* _Given request_:
All lines in which the word "PARTE" occurs are to be extracted.

* _Record list_:
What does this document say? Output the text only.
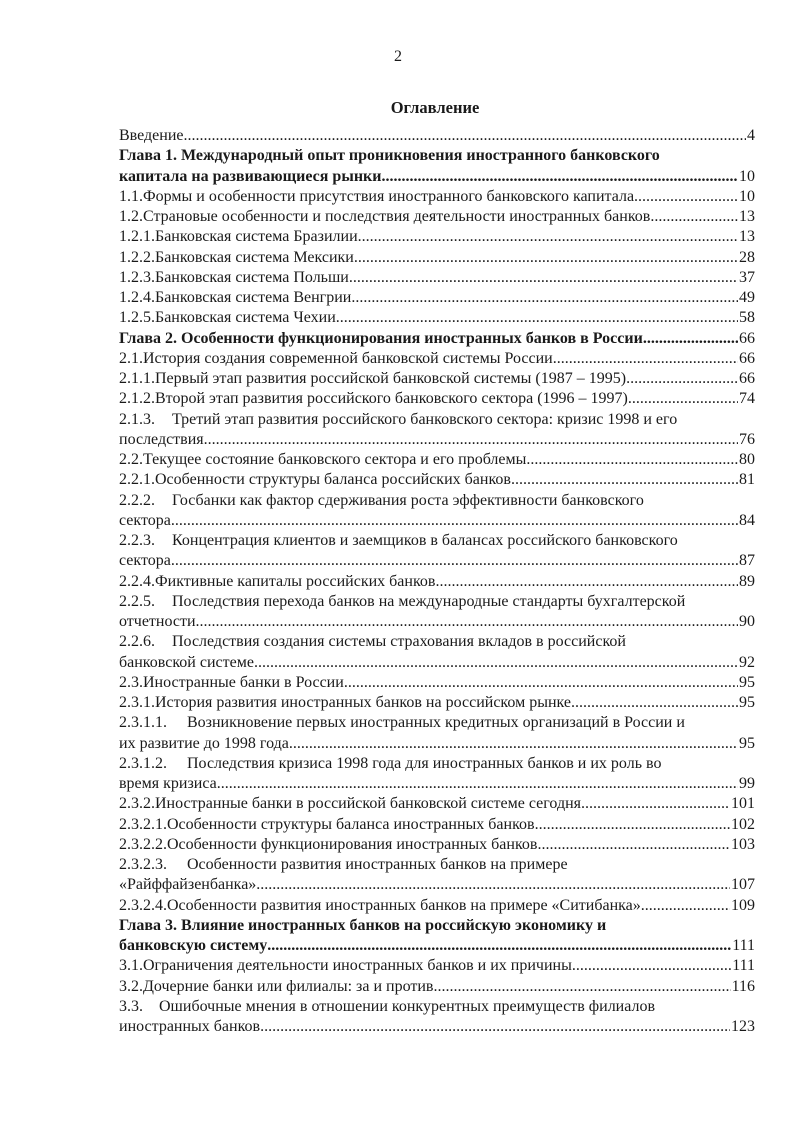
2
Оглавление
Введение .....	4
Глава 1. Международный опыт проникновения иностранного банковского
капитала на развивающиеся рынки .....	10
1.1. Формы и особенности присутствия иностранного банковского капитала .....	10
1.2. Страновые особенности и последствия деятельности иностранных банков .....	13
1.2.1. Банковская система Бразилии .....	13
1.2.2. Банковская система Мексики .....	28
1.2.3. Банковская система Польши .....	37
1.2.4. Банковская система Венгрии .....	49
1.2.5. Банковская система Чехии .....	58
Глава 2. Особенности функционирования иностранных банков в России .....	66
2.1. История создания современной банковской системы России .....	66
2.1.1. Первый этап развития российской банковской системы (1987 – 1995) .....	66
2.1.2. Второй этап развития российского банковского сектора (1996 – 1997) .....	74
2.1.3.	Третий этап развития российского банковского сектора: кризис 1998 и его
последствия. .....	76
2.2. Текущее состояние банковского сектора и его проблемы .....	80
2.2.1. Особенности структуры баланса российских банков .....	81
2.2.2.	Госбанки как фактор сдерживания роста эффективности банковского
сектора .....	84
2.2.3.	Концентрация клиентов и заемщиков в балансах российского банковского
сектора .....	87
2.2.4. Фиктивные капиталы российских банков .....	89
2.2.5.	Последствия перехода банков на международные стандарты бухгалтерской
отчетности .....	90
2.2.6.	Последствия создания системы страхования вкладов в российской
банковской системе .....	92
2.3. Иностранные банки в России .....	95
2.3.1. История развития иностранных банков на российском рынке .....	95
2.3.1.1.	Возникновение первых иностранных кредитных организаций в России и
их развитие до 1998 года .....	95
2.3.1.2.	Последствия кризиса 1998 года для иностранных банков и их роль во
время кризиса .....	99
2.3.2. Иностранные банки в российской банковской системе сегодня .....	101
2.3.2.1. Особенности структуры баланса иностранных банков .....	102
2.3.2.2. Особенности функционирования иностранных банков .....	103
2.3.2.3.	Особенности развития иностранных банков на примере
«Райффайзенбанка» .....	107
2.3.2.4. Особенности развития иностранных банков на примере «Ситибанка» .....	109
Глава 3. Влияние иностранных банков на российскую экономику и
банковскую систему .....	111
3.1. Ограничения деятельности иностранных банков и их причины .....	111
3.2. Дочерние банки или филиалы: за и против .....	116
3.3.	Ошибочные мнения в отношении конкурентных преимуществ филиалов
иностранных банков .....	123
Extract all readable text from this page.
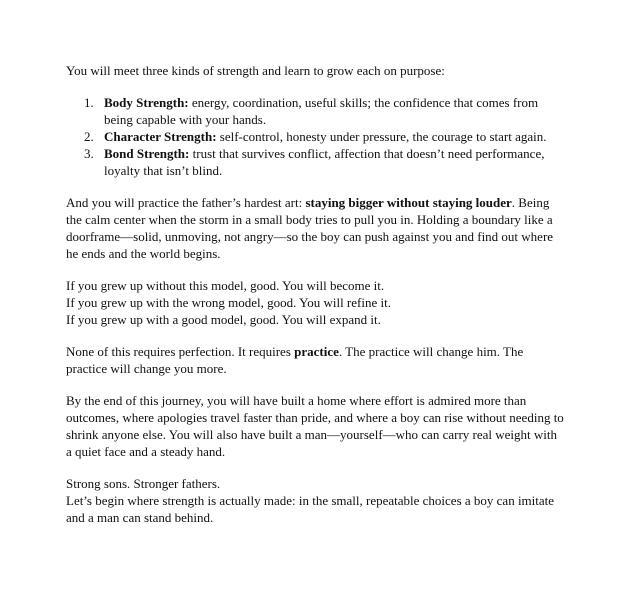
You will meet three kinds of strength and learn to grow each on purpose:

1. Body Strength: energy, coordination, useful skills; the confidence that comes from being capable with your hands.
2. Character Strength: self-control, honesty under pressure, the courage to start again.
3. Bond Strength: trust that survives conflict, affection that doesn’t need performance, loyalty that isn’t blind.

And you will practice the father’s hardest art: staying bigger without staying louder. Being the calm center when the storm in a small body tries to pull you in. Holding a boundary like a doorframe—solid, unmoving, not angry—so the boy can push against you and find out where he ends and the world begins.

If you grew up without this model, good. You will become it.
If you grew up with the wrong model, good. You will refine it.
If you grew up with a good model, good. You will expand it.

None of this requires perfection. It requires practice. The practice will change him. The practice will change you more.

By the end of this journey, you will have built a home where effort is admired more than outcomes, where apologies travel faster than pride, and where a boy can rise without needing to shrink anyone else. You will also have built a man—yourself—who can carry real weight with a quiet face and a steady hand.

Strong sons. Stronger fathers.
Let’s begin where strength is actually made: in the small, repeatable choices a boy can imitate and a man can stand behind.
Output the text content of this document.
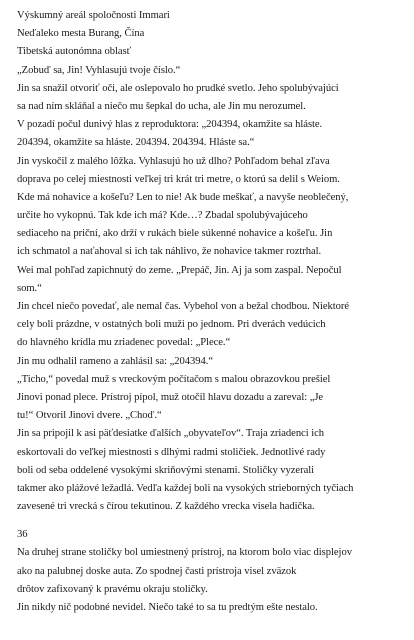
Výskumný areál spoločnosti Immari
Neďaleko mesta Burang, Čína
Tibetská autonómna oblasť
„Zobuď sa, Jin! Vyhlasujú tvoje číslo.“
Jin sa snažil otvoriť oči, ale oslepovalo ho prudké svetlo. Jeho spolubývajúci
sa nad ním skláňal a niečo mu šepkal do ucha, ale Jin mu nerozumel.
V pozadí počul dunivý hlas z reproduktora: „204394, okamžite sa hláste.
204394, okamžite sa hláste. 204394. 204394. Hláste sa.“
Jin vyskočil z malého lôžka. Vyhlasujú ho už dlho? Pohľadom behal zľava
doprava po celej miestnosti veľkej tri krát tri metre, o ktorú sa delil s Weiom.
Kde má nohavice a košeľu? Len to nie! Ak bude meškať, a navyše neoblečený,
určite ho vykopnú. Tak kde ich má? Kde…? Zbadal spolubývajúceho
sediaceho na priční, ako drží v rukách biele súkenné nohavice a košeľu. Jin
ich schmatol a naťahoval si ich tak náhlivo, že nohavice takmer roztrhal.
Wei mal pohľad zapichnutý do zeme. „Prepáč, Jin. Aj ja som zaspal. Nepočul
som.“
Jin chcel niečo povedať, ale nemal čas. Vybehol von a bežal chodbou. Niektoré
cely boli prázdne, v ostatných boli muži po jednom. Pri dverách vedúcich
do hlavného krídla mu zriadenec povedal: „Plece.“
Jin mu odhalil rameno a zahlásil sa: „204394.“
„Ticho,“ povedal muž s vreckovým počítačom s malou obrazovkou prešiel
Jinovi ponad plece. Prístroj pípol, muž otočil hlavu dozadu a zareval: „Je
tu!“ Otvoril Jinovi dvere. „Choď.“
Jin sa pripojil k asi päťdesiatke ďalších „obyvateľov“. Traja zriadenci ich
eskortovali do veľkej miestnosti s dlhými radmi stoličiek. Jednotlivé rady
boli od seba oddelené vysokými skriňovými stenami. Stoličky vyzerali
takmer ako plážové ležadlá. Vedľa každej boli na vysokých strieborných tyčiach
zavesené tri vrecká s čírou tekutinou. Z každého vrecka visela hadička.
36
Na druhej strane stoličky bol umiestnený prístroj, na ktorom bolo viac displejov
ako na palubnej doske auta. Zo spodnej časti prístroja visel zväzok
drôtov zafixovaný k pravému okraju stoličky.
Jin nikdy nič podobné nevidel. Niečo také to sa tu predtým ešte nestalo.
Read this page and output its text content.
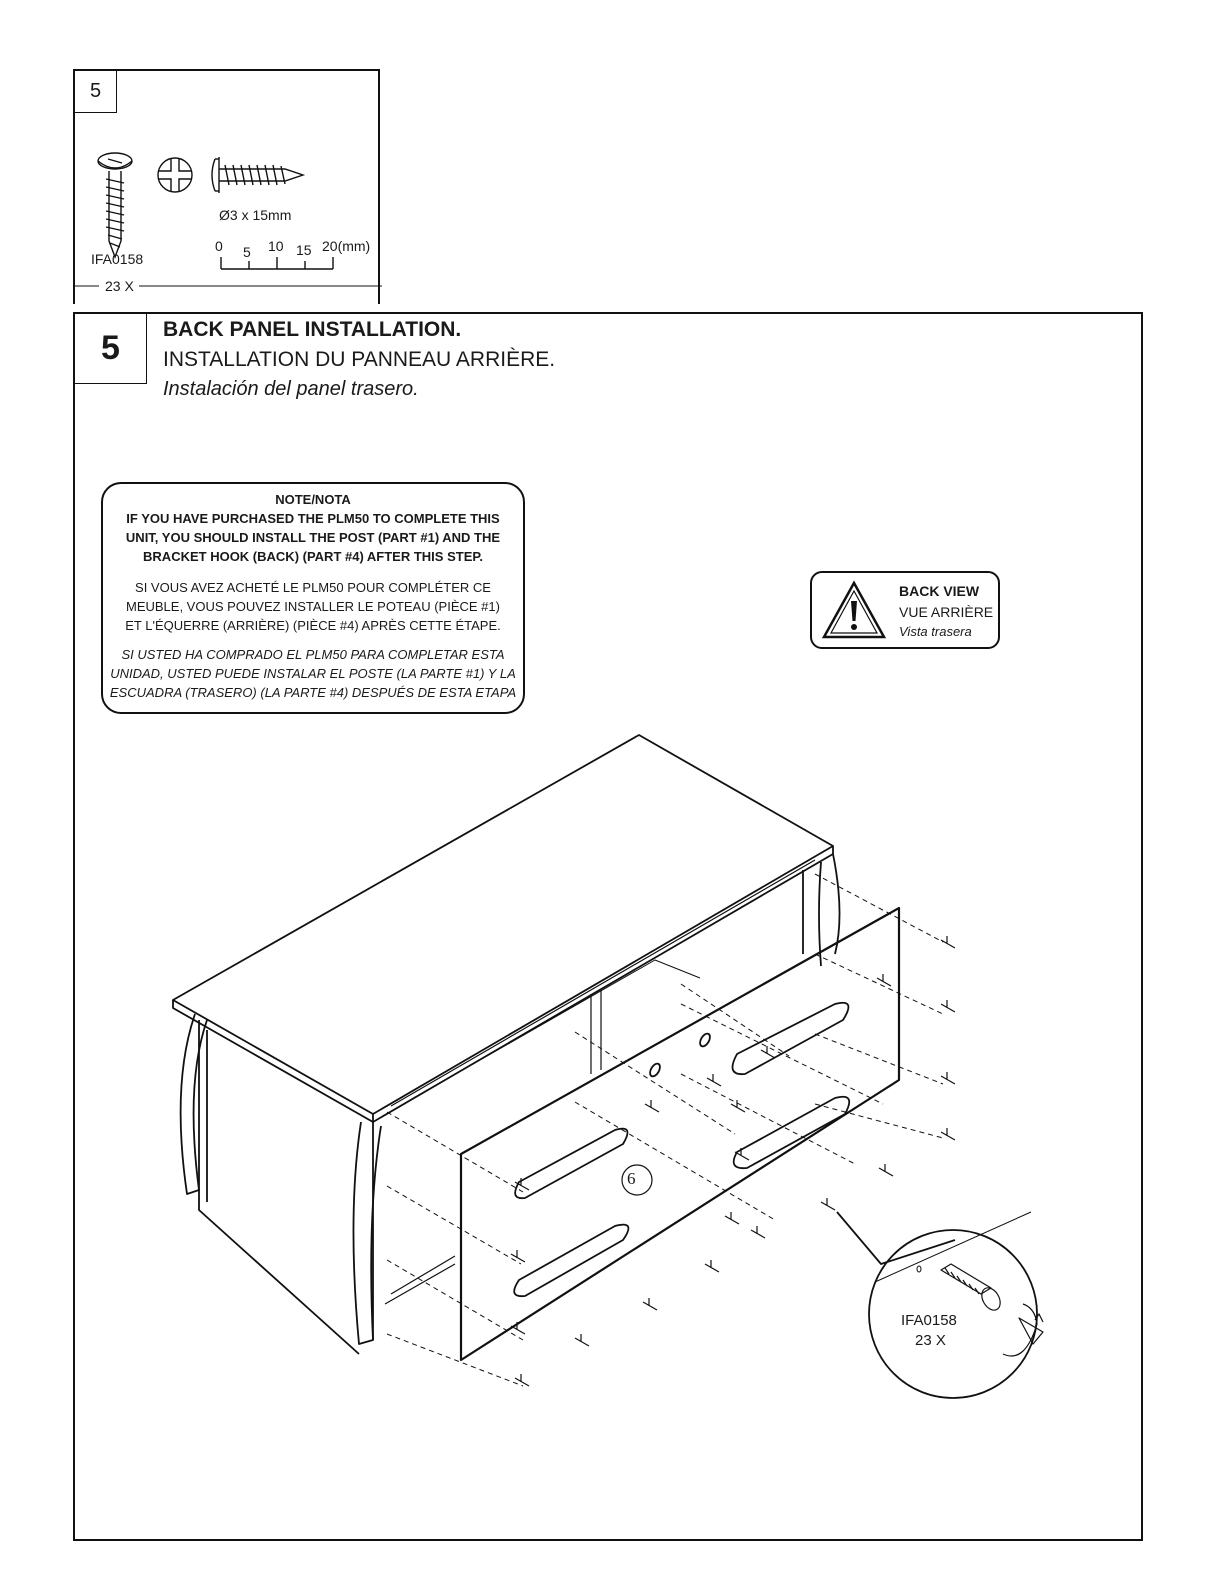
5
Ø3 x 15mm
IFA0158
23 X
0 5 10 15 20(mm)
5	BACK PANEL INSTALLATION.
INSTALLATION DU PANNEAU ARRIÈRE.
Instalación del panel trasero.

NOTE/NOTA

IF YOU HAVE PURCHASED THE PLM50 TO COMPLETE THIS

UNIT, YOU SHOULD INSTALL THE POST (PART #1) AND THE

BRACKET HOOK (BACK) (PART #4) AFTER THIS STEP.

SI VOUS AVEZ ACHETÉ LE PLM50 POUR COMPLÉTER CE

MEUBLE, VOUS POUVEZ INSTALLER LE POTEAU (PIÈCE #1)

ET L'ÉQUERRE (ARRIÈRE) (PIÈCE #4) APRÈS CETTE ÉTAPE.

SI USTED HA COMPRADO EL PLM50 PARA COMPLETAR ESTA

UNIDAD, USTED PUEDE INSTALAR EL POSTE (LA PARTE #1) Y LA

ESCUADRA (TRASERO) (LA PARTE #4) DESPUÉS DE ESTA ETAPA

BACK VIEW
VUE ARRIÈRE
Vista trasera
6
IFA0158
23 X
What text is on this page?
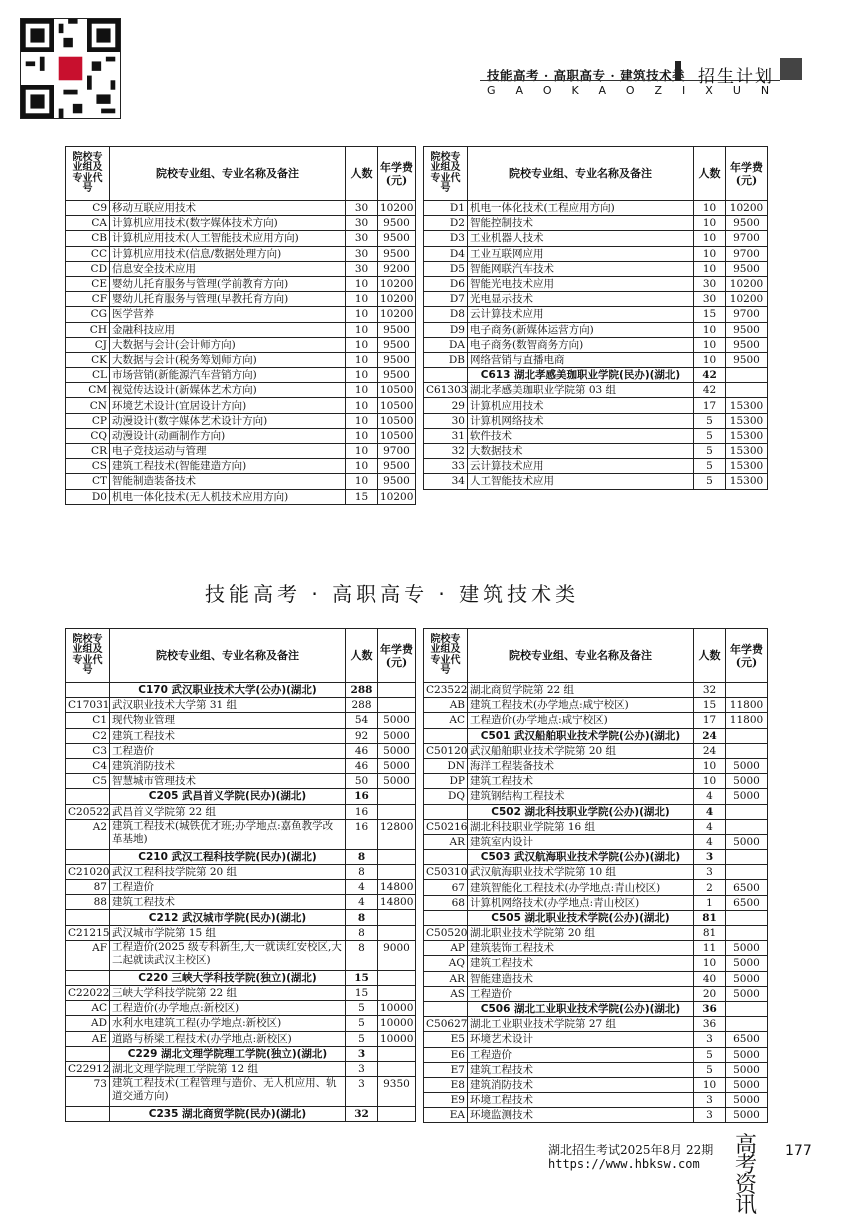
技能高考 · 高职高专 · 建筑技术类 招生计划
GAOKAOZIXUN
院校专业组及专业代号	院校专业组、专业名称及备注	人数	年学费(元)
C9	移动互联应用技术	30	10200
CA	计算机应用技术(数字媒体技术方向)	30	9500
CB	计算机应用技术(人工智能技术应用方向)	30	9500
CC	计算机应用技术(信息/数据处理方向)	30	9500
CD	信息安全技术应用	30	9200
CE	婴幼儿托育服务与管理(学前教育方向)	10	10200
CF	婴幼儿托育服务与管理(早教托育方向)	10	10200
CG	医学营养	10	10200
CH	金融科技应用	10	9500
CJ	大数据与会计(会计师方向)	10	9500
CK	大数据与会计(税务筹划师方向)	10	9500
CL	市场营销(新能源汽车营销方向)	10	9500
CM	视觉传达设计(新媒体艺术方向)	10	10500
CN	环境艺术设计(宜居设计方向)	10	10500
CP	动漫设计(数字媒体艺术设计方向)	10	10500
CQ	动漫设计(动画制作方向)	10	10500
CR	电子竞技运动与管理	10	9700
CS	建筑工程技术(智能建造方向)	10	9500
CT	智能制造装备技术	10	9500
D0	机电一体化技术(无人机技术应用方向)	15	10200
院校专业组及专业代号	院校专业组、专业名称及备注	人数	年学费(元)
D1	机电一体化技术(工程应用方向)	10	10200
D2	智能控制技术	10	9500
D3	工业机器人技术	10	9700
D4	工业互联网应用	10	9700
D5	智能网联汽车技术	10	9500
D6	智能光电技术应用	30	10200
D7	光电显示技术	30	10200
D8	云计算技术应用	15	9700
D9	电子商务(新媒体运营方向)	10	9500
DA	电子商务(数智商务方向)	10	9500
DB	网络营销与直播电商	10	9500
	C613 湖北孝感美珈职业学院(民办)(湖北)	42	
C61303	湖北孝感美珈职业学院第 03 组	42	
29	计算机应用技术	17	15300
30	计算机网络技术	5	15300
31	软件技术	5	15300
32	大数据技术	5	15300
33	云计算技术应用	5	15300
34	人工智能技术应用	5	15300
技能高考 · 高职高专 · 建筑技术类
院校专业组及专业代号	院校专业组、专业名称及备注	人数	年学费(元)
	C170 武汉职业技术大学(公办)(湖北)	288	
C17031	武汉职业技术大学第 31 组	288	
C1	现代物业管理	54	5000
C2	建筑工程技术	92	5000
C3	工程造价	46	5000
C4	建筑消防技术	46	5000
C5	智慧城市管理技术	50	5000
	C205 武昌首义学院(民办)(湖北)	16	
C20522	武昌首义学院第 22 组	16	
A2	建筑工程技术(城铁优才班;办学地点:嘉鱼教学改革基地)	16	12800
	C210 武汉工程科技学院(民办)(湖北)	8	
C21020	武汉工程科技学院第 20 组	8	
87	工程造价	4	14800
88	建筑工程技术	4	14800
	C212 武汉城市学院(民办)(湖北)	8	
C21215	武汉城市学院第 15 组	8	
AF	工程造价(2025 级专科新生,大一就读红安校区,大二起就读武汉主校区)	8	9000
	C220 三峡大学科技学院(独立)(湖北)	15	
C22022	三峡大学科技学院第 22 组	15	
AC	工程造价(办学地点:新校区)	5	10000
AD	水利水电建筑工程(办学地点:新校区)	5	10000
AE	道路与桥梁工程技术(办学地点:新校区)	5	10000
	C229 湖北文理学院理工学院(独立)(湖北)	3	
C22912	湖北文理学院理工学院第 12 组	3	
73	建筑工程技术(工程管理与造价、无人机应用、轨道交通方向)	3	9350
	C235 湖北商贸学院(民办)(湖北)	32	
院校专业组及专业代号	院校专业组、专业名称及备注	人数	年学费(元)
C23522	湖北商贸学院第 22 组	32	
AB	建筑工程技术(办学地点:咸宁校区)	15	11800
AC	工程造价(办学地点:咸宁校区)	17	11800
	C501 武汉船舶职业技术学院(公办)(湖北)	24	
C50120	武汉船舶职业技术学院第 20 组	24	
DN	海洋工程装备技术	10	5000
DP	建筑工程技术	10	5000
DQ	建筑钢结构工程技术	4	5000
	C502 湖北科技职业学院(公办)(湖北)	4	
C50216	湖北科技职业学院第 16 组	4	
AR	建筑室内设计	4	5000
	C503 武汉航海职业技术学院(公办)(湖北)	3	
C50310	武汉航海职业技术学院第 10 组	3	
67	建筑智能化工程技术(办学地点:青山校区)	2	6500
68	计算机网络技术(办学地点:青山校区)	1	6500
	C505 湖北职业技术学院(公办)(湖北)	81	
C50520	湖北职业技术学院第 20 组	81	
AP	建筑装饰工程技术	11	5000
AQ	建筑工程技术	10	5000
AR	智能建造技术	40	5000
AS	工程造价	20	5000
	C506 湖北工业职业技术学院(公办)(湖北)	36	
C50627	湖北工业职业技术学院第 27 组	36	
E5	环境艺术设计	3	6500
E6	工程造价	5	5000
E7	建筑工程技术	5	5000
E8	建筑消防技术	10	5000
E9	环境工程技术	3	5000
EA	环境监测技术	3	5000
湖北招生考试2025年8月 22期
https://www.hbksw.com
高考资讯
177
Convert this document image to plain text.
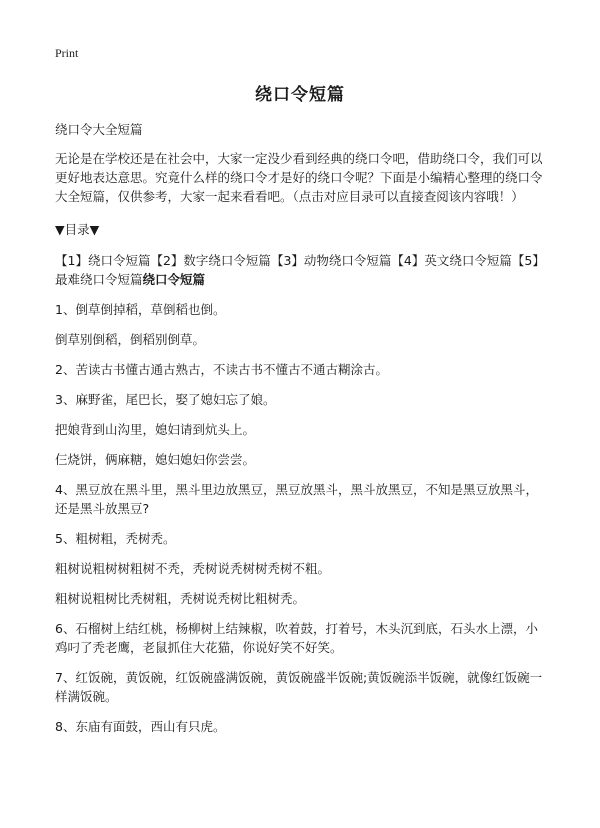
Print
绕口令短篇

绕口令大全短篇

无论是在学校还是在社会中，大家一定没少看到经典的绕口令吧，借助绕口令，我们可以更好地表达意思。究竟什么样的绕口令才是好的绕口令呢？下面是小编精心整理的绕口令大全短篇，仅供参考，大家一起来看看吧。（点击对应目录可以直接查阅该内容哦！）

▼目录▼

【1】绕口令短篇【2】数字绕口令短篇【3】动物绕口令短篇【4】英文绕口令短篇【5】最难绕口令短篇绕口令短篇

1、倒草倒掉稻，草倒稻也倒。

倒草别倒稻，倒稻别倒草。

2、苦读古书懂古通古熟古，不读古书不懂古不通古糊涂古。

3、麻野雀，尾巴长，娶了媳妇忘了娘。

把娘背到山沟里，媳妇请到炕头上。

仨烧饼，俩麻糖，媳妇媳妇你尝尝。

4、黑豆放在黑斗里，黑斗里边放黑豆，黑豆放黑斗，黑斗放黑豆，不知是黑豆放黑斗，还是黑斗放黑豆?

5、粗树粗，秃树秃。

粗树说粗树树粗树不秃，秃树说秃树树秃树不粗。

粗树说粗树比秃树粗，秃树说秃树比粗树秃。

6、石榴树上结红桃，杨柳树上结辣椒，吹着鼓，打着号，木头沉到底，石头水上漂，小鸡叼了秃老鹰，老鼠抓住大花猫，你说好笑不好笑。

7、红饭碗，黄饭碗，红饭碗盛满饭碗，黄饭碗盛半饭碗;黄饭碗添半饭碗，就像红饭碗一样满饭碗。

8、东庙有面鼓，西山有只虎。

* _Result of the exercise_:
UNIDAD, USTED PUEDE INSTALAR EL POSTE (LA PARTE #1) Y LA
ESCUADRA (TRASERO) (LA PARTE #4) DESPUÉS DE ESTA ETAPA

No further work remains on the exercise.